> Pedido escrito 1
Reproduza as linhas de dados desde o início até à linha que contém "y-tick-label: 0.5754: [808, 294, 848, 310]", inclusive, substituindo "candlestick" por "vela" e deixando tudo o resto inalterado.

··· Excerto do texto

20 maio 2005

Guiné 69/71 - XXII: O inferno das colunas logísticas na estrada Bambadinca-Mansambo-Xitole-Saltinho

1. Desde Novembro de 1968 que o itinerário Mansambo-Xitole estava interdito. Nessa altura, uma coluna logística do BCAÇ 2852, no regresso a Bambadinca, sofrera duas emboscadas (uma das quais, a primeira, com mina comandada), a cerca de 2km da Ponte dos Fulas, na zona de acção da unidade de quadrícula aquartelada no Xitole (CART 2413). A coluna prosseguiu com apoio aéreo.

Nove meses depois, fez-se a abertura desse itinerário, mais exactamente a 4 de Agosto de 1969. Na Op Belo Dia, participou o 2º Gr Comb da CCAÇ 12 com forças da CART 2339 (Mansambo), formando o Destacamento A.

Nessa operação, não foram encontradas minas nem abatizes mas o IN emboscou 1 Gr Com do Dest B, constituído por forças da CART 2413 do Xitole, na Ponte dos Fulas, quando as NT estavam a reabastecer-se de água.

O mês de Agosto de 1969 foi de actividade operacional intensa no regulado do Corubal, onde o IN se tinha instalado, dispondo de uma cadeia de acampamentos temporários que lhe dava ligação às suas bases mais recuadas, junto ao Rio Corubal, a oeste portanto da estrada Bambadinca-Mansambo-Xitole.

Nesse mês, as tabancas em autodefesa de Afiá, Candamã e Camará, e as NT (CCAÇ 12 e CART 2339) tinham sido atacadas ou flageladas. Por exemplo, a 15 de Agosto, Camará tinha sido duramente atacada por um grupo IN, com armas automáticas, morteiro 82 e metralhadora pesada 12.7,, sofrendo a população (fula) três mortos e nove feridos.

A actividade operacional no mês de Agosto culminaria com a Op Nada Consta, em que intervieram forças paraquedistas, que fizeram um heli-assalto a um acampamento IN previamente identificado, na região de Camará, enquanto as restantes forças das NT (CCAÇ 12, PEL CAÇ 53 e CART 2339) faziam manobras de emboscada, cerco e eventual perseguição, nas proximidades da bolanha do Rio Biesse.

Tratou-se de uma operação conjunta do Sector L1 (Bambadinca) e do COP 7 (Zona Leste, Bafatá). Na primeira vaga de assalto, os paras fizeram um prisioneiro, armado de RGP-2, de seu nome Malan Mané. Através dele soube-se que no local havia 80 homens, comandados por Mamadu Indjai, dispersos em pequenos grupos pela mata. Nessa operação, o IN sofreu ainda dois mortos e vários feridos graves, entre os quais o seu comandante (soube-se mais tarde), vítima de emboscada pelas forças da CART 2339, montada no itinerário Mansambo-Xitole.

······
··· Material apresentado

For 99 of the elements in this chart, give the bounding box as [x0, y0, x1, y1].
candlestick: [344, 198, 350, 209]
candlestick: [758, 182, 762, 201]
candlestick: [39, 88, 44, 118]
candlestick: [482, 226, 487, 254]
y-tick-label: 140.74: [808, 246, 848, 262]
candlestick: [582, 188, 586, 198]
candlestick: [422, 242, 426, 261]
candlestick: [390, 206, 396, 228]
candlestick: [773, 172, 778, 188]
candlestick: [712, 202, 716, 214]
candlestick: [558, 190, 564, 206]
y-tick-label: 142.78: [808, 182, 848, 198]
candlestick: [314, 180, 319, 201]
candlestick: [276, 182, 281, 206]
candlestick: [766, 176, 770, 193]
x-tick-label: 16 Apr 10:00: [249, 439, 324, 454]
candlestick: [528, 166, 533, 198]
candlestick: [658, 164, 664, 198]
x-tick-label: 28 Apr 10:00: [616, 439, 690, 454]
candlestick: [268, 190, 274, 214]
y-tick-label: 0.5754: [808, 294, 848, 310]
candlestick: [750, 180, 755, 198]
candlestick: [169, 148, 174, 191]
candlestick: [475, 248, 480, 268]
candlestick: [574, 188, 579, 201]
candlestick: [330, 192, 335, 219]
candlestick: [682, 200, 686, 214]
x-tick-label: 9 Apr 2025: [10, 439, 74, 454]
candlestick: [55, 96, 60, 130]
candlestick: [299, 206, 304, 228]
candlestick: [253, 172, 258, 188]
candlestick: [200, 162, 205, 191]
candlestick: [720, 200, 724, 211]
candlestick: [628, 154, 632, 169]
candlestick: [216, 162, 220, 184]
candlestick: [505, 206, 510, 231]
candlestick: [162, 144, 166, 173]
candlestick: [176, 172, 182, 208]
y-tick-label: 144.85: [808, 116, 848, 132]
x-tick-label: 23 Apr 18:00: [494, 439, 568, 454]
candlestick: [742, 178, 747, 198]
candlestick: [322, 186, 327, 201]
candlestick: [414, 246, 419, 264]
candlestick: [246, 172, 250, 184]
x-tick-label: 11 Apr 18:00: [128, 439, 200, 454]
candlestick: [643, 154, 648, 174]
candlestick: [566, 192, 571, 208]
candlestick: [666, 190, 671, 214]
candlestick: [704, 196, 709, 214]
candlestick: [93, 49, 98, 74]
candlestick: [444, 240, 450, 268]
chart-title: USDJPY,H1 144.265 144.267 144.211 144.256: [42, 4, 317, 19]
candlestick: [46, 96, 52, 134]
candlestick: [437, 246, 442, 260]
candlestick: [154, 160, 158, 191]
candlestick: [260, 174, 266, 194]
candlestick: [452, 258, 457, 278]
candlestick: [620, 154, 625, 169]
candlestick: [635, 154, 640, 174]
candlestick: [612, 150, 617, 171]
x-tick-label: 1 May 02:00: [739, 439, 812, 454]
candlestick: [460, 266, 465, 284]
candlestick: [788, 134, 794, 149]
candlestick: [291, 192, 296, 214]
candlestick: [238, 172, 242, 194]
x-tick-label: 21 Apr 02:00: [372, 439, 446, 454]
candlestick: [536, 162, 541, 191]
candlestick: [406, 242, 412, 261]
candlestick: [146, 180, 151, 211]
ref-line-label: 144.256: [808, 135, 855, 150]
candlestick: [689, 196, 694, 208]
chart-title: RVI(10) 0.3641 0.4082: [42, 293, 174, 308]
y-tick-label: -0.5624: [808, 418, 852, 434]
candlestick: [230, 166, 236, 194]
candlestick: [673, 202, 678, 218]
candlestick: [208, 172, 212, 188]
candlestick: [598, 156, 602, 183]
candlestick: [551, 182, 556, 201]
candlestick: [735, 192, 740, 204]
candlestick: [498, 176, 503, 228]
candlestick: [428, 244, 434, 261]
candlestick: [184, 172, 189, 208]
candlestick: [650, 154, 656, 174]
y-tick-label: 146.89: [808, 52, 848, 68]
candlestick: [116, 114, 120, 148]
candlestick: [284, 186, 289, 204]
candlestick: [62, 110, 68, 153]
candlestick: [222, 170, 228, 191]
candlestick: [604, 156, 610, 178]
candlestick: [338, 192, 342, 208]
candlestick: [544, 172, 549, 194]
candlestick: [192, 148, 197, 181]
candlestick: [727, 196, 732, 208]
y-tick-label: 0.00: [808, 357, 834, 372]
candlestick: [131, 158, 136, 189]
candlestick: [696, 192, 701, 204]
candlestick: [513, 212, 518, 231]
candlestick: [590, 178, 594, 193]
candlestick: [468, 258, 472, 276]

······

> Pedido escrito 2
Responda com base no excerto sobre as colunas logísticas:
(a) Em que data se fez a abertura do itinerário Mansambo-Xitole?
(b) Como se chamava o prisioneiro feito pelos paras na primeira vaga de assalto?
(c) Quantos mortos sofreu a população de Camará no ataque de 15 de Agosto?

> Resolução 1
For 99 of the elements in this chart, give the bounding box as [x0, y0, x1, y1].
vela: [344, 198, 350, 209]
vela: [758, 182, 762, 201]
vela: [39, 88, 44, 118]
vela: [482, 226, 487, 254]
y-tick-label: 140.74: [808, 246, 848, 262]
vela: [582, 188, 586, 198]
vela: [422, 242, 426, 261]
vela: [390, 206, 396, 228]
vela: [773, 172, 778, 188]
vela: [712, 202, 716, 214]
vela: [558, 190, 564, 206]
y-tick-label: 142.78: [808, 182, 848, 198]
vela: [314, 180, 319, 201]
vela: [276, 182, 281, 206]
vela: [766, 176, 770, 193]
x-tick-label: 16 Apr 10:00: [249, 439, 324, 454]
vela: [528, 166, 533, 198]
vela: [658, 164, 664, 198]
x-tick-label: 28 Apr 10:00: [616, 439, 690, 454]
vela: [268, 190, 274, 214]
y-tick-label: 0.5754: [808, 294, 848, 310]

> Resolução 2
(a) A abertura fez-se a 4 de Agosto de 1969.
(b) O prisioneiro chamava-se Malan Mané.
(c) A população sofreu três mortos.